━━━ Materials provided
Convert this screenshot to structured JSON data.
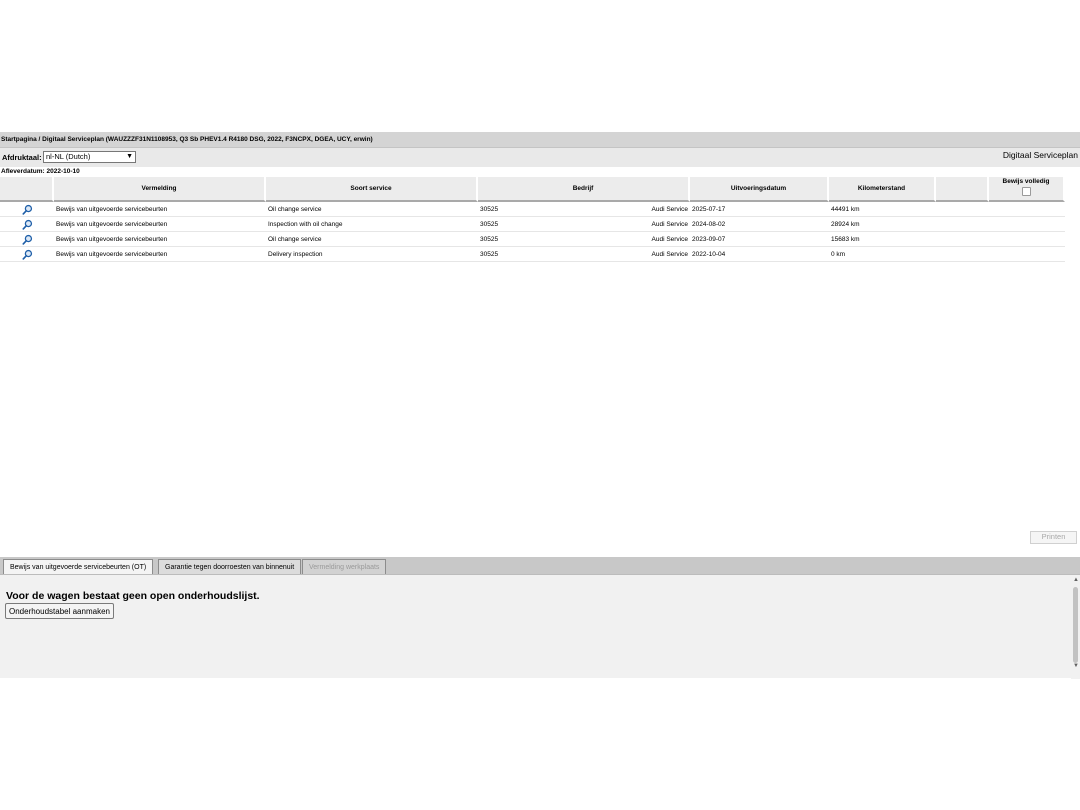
{
  "breadcrumb": "Startpagina / Digitaal Serviceplan (WAUZZZF31N1108953, Q3 Sb PHEV1.4 R4180 DSG, 2022, F3NCPX, DGEA, UCY, erwin)",
  "toolbar": {
    "printout_label": "Afdruktaal:",
    "language_selected": "nl-NL (Dutch)",
    "module_title": "Digitaal Serviceplan"
  },
  "delivery_date": {
    "label": "Afleverdatum:",
    "value": "2022-10-10"
  },
  "table": {
    "headers": {
      "entry": "Vermelding",
      "service_type": "Soort service",
      "company": "Bedrijf",
      "execution_date": "Uitvoeringsdatum",
      "mileage": "Kilometerstand",
      "proof_complete": "Bewijs volledig"
    },
    "rows": [
      {
        "entry": "Bewijs van uitgevoerde servicebeurten",
        "service_type": "Oil change service",
        "company_code": "30525",
        "company_name": "Audi Service",
        "date": "2025-07-17",
        "mileage": "44491 km"
      },
      {
        "entry": "Bewijs van uitgevoerde servicebeurten",
        "service_type": "Inspection with oil change",
        "company_code": "30525",
        "company_name": "Audi Service",
        "date": "2024-08-02",
        "mileage": "28924 km"
      },
      {
        "entry": "Bewijs van uitgevoerde servicebeurten",
        "service_type": "Oil change service",
        "company_code": "30525",
        "company_name": "Audi Service",
        "date": "2023-09-07",
        "mileage": "15683 km"
      },
      {
        "entry": "Bewijs van uitgevoerde servicebeurten",
        "service_type": "Delivery inspection",
        "company_code": "30525",
        "company_name": "Audi Service",
        "date": "2022-10-04",
        "mileage": "0 km"
      }
    ]
  },
  "print_button": "Printen",
  "tabs": [
    {
      "label": "Bewijs van uitgevoerde servicebeurten (OT)",
      "state": "active"
    },
    {
      "label": "Garantie tegen doorroesten van binnenuit",
      "state": "normal"
    },
    {
      "label": "Vermelding werkplaats",
      "state": "disabled"
    }
  ],
  "panel": {
    "message": "Voor de wagen bestaat geen open onderhoudslijst.",
    "create_button": "Onderhoudstabel aanmaken"
  },
  "colors": {
    "header_bar": "#d4d4d4",
    "toolbar": "#e9e9e9",
    "magnifier": "#1f5fa8"
  },
  "icons": {
    "row_action": "magnifier-icon",
    "select_all": "checkbox-icon"
  }
}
━━━━━━
Objective:
Can you restate all the records above word for word while dropping the pictures?

Final result:
Convert this screenshot to structured JSON data.
{
  "breadcrumb": "Startpagina / Digitaal Serviceplan (WAUZZZF31N1108953, Q3 Sb PHEV1.4 R4180 DSG, 2022, F3NCPX, DGEA, UCY, erwin)",
  "toolbar": {
    "printout_label": "Afdruktaal:",
    "language_selected": "nl-NL (Dutch)",
    "module_title": "Digitaal Serviceplan"
  },
  "delivery_date": {
    "label": "Afleverdatum:",
    "value": "2022-10-10"
  },
  "table": {
    "headers": {
      "entry": "Vermelding",
      "service_type": "Soort service",
      "company": "Bedrijf",
      "execution_date": "Uitvoeringsdatum",
      "mileage": "Kilometerstand",
      "proof_complete": "Bewijs volledig"
    },
    "rows": [
      {
        "entry": "Bewijs van uitgevoerde servicebeurten",
        "service_type": "Oil change service",
        "company_code": "30525",
        "company_name": "Audi Service",
        "date": "2025-07-17",
        "mileage": "44491 km"
      },
      {
        "entry": "Bewijs van uitgevoerde servicebeurten",
        "service_type": "Inspection with oil change",
        "company_code": "30525",
        "company_name": "Audi Service",
        "date": "2024-08-02",
        "mileage": "28924 km"
      },
      {
        "entry": "Bewijs van uitgevoerde servicebeurten",
        "service_type": "Oil change service",
        "company_code": "30525",
        "company_name": "Audi Service",
        "date": "2023-09-07",
        "mileage": "15683 km"
      },
      {
        "entry": "Bewijs van uitgevoerde servicebeurten",
        "service_type": "Delivery inspection",
        "company_code": "30525",
        "company_name": "Audi Service",
        "date": "2022-10-04",
        "mileage": "0 km"
      }
    ]
  },
  "print_button": "Printen",
  "tabs": [
    {
      "label": "Bewijs van uitgevoerde servicebeurten (OT)",
      "state": "active"
    },
    {
      "label": "Garantie tegen doorroesten van binnenuit",
      "state": "normal"
    },
    {
      "label": "Vermelding werkplaats",
      "state": "disabled"
    }
  ],
  "panel": {
    "message": "Voor de wagen bestaat geen open onderhoudslijst.",
    "create_button": "Onderhoudstabel aanmaken"
  },
  "colors": {
    "header_bar": "#d4d4d4",
    "toolbar": "#e9e9e9",
    "magnifier": "#1f5fa8"
  },
  "icons": {
    "row_action": "magnifier-icon",
    "select_all": "checkbox-icon"
  }
}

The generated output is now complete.